<<<<

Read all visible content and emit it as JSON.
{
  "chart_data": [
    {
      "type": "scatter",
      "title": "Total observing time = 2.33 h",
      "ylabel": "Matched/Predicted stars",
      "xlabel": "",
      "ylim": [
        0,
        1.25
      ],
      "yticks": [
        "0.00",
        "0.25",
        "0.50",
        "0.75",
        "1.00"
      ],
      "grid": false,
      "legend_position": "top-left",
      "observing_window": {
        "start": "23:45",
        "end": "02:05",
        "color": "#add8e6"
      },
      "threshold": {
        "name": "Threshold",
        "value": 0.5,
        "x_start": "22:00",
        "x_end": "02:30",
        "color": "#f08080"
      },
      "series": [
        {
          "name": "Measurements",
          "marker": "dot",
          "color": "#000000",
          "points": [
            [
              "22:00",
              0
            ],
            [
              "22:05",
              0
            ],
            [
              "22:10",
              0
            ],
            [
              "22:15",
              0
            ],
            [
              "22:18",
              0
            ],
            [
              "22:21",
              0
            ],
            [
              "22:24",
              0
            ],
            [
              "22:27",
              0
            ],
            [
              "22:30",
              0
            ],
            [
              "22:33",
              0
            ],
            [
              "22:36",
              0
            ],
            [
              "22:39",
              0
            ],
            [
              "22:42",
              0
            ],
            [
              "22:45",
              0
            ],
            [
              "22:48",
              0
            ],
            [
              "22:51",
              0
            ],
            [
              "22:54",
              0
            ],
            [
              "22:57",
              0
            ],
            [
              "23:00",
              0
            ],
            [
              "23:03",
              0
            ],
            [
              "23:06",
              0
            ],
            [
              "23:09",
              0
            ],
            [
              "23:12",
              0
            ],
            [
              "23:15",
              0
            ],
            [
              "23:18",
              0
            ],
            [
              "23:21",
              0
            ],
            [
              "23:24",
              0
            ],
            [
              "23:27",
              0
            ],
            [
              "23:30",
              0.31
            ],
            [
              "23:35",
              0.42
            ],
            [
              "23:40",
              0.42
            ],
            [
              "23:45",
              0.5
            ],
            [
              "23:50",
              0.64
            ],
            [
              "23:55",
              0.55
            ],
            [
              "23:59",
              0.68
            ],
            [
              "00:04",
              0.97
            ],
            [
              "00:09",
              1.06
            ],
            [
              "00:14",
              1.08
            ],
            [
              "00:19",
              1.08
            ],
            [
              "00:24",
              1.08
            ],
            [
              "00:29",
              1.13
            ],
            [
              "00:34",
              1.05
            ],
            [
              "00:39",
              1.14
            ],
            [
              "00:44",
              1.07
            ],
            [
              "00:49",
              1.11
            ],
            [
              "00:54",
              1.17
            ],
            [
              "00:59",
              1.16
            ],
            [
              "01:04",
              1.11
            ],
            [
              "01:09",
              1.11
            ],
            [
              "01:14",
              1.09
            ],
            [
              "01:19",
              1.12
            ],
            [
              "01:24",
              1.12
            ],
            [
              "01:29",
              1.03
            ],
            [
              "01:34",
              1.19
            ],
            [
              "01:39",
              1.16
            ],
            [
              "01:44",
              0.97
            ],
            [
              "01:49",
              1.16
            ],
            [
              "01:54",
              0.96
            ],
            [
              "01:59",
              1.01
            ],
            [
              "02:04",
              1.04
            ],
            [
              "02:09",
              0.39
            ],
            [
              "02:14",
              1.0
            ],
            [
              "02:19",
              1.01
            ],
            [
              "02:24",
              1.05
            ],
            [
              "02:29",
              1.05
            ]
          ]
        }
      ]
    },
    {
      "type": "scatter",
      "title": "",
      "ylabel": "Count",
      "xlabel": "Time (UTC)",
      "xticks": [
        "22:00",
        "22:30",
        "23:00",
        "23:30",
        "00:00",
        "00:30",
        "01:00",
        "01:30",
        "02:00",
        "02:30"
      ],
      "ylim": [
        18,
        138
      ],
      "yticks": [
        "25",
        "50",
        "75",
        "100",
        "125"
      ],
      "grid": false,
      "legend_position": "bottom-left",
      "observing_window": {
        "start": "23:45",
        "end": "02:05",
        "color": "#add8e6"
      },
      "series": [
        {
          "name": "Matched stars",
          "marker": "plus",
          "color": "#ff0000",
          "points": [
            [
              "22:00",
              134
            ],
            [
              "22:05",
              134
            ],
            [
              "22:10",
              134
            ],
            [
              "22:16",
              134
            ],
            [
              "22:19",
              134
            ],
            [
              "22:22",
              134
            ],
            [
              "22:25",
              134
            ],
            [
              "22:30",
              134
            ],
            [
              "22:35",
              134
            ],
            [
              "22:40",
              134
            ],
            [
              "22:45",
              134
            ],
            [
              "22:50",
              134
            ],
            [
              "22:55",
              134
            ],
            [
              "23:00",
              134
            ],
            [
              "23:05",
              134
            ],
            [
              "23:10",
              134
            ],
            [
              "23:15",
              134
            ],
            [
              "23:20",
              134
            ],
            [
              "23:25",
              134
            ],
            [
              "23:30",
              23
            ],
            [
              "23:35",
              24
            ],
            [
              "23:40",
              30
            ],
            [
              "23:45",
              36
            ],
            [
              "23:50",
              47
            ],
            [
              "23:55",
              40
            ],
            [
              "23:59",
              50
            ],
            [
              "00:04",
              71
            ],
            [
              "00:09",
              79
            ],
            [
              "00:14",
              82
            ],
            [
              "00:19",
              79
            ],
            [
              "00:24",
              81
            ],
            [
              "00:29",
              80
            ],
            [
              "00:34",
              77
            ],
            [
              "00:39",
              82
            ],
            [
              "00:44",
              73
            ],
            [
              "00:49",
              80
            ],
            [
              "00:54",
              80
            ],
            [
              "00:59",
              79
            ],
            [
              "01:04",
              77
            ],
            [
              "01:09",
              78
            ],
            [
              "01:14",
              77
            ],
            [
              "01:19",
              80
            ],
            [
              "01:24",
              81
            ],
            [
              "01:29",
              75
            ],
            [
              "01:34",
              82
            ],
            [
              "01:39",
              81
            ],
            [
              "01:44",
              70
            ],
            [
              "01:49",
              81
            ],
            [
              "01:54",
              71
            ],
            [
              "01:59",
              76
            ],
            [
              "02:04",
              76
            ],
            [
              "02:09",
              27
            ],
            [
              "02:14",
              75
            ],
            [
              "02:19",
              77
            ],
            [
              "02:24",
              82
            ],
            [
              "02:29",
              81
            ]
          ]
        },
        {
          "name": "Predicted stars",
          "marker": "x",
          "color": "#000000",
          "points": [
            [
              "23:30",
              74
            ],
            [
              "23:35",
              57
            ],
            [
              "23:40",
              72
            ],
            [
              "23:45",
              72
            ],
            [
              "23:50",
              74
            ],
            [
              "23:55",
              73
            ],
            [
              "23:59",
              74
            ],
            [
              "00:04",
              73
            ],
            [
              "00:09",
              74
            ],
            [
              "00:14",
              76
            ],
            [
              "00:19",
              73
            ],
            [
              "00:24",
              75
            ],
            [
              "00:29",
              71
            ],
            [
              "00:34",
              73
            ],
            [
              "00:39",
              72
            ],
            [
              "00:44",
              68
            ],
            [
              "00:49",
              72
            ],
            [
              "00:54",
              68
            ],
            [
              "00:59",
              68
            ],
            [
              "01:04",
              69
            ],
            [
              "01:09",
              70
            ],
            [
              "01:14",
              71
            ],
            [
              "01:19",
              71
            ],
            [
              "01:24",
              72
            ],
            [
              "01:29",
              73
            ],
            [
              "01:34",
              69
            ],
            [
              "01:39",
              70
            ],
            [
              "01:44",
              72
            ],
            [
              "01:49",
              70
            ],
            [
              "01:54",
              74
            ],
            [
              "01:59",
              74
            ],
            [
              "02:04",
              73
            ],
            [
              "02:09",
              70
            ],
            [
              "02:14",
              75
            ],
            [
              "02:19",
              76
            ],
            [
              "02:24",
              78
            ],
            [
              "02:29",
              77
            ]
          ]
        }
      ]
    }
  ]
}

>>>>

* Exercise task
How many lines of the data contain the word "ylabel"? Answer with the number alone.

* Correct answer
2